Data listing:
----
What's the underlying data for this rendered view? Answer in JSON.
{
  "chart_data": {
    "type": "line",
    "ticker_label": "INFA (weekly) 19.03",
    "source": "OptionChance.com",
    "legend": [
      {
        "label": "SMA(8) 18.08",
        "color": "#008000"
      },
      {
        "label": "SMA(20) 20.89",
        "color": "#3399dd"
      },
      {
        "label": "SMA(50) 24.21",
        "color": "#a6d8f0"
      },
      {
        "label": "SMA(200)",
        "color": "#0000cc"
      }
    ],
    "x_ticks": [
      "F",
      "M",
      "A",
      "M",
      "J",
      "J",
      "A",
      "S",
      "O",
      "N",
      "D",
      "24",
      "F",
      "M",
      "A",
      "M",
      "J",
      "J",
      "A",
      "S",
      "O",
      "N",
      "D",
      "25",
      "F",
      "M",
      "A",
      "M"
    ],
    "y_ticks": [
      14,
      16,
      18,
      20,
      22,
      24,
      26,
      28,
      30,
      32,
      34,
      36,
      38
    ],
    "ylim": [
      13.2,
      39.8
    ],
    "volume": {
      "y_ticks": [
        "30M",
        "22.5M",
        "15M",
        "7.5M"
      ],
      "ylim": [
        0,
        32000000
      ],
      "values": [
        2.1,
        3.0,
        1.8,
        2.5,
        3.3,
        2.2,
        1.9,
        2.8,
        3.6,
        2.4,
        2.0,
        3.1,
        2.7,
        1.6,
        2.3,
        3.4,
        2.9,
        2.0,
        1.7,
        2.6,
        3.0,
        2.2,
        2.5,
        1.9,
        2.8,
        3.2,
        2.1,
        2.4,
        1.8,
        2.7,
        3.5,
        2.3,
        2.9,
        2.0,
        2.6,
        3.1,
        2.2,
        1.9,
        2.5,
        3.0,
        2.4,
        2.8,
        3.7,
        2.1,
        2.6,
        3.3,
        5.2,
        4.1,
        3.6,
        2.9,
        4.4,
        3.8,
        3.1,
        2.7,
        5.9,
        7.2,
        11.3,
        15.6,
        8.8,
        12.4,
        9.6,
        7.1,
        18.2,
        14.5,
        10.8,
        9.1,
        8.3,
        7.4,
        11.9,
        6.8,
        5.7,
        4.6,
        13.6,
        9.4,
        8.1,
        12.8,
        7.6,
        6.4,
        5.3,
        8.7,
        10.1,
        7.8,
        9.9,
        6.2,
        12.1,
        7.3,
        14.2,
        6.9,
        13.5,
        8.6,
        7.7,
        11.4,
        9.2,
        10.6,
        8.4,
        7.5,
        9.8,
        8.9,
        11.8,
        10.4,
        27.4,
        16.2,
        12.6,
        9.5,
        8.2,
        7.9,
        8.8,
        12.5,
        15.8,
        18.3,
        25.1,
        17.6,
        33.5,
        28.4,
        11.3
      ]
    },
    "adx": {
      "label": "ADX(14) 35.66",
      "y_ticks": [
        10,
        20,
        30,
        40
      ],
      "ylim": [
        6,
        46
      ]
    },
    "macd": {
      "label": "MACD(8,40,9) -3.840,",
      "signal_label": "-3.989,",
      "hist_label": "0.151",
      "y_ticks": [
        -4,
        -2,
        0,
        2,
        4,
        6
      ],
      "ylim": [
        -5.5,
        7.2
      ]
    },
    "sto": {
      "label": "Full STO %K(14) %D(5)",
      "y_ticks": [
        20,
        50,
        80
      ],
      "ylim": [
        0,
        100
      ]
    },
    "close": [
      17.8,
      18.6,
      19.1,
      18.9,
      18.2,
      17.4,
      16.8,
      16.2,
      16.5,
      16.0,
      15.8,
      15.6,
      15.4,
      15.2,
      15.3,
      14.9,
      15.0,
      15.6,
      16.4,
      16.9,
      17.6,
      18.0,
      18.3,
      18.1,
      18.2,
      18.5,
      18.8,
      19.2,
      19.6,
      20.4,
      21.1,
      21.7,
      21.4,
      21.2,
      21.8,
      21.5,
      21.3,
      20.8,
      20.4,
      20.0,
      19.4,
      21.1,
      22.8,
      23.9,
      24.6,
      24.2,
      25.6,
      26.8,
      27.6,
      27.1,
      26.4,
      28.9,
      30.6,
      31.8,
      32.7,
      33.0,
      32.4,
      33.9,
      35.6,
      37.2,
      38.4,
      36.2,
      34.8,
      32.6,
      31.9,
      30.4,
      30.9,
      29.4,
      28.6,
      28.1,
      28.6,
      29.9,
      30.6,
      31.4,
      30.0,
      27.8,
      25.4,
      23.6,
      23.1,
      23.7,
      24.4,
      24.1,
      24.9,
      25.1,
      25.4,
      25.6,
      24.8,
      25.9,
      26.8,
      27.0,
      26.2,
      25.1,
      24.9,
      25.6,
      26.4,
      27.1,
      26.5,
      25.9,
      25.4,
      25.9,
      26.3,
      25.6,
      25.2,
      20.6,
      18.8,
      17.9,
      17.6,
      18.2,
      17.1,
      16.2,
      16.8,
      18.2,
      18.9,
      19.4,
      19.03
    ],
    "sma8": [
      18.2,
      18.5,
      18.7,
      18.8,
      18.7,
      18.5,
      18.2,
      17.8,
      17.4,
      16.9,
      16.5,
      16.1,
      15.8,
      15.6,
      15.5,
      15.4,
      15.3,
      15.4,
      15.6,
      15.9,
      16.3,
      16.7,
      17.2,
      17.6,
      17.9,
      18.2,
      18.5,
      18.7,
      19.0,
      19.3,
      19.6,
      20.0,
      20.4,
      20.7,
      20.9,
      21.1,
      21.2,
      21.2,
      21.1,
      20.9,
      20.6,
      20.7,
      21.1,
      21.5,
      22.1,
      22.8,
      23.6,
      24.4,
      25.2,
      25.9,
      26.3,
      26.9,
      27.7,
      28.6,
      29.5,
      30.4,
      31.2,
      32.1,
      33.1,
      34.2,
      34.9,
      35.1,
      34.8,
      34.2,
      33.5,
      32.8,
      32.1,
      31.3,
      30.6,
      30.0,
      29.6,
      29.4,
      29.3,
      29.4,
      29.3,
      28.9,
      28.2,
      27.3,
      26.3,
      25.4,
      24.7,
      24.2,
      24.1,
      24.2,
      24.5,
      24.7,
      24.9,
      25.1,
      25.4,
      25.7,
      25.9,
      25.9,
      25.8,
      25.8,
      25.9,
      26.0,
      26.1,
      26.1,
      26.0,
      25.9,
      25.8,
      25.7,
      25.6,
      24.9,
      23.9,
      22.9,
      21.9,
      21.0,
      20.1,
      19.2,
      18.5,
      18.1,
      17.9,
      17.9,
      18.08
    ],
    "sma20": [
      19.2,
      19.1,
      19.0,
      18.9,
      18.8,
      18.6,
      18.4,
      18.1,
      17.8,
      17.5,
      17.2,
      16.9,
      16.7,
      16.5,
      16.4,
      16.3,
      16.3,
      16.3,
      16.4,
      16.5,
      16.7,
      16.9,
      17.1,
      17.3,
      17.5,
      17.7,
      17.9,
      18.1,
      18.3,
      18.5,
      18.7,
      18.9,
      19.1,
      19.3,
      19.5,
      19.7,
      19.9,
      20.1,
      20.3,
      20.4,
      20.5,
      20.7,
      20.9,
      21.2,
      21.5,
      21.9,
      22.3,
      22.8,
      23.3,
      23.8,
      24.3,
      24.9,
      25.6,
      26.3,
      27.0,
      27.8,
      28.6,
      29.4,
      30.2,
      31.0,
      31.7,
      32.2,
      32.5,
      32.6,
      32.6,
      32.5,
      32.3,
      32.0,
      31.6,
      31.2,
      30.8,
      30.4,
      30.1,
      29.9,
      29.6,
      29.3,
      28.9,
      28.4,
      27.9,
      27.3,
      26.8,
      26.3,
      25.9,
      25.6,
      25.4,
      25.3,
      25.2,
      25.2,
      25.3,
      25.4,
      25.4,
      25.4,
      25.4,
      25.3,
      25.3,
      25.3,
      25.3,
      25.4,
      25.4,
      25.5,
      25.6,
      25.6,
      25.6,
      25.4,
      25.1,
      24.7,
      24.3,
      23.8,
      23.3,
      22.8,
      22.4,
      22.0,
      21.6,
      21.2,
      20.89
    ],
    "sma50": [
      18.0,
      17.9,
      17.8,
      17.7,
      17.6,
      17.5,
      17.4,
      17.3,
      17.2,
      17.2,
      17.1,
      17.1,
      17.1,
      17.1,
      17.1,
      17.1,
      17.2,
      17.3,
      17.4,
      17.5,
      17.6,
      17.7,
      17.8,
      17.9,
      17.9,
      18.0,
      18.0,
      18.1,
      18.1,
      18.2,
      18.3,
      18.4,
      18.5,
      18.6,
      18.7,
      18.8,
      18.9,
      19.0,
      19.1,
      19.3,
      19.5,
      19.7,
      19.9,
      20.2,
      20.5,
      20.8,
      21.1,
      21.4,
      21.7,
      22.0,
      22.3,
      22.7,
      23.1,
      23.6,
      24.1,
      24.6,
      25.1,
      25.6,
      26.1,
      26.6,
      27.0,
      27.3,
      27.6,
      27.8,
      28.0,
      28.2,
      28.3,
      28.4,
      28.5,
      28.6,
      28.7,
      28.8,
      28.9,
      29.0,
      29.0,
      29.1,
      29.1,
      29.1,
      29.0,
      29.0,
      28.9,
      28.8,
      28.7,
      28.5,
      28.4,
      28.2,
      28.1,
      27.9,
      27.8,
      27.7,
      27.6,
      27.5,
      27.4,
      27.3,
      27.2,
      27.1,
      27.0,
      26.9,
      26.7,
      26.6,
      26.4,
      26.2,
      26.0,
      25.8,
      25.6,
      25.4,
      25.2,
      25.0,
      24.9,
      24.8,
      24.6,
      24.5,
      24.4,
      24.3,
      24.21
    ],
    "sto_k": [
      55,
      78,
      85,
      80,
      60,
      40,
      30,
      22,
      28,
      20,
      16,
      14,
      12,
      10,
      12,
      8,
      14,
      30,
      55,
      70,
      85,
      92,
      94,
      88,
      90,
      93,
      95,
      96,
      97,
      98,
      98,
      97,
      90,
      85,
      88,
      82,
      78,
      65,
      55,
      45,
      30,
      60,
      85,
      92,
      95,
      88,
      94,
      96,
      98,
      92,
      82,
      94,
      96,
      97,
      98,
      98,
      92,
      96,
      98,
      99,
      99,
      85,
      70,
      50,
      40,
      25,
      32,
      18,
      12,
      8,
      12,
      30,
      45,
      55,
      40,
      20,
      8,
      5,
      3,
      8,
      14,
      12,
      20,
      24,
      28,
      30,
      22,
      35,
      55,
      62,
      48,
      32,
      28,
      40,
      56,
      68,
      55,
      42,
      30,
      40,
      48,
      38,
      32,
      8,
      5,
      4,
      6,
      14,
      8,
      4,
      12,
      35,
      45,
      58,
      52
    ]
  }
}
----
→ Problem description: Find and copy each line above that includes the string "color".

→ The solution:
        "color": "#008000"
        "color": "#3399dd"
        "color": "#a6d8f0"
        "color": "#0000cc"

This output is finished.